-- start Provided entries --

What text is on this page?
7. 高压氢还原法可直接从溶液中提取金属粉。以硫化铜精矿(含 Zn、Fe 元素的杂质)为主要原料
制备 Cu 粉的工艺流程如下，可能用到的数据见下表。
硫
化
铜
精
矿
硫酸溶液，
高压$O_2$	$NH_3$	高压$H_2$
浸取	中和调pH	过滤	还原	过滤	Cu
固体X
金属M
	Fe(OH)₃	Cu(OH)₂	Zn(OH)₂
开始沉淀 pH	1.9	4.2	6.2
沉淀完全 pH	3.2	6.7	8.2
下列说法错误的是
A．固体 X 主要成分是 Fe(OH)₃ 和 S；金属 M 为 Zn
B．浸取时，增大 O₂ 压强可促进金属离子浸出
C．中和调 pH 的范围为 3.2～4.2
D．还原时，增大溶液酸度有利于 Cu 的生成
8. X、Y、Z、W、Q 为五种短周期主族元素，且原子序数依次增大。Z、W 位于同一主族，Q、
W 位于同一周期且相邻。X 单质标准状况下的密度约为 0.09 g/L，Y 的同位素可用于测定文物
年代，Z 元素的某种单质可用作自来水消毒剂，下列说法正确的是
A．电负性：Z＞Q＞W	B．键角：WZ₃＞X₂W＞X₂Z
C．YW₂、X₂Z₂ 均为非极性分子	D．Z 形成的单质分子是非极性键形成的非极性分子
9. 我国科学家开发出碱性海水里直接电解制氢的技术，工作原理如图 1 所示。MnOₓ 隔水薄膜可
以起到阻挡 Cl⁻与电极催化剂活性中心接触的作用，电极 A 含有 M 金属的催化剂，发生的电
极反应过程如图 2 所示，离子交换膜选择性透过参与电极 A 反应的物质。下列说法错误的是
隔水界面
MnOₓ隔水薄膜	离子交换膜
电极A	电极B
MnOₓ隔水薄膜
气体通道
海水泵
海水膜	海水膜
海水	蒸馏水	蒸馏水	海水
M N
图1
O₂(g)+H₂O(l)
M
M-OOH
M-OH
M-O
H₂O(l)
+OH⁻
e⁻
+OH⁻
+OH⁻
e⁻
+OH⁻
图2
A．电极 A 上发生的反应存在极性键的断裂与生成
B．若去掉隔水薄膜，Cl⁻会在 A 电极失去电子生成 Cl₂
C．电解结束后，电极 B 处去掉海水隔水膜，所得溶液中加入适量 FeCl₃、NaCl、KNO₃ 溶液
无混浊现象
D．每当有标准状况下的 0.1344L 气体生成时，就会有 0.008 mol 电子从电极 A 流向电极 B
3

-- end Provided entries --

__What the task asks__. Make a list of all lines in the data that contain "下列说法错误的是".

__Exercise response__.
下列说法错误的是
极反应过程如图 2 所示，离子交换膜选择性透过参与电极 A 反应的物质。下列说法错误的是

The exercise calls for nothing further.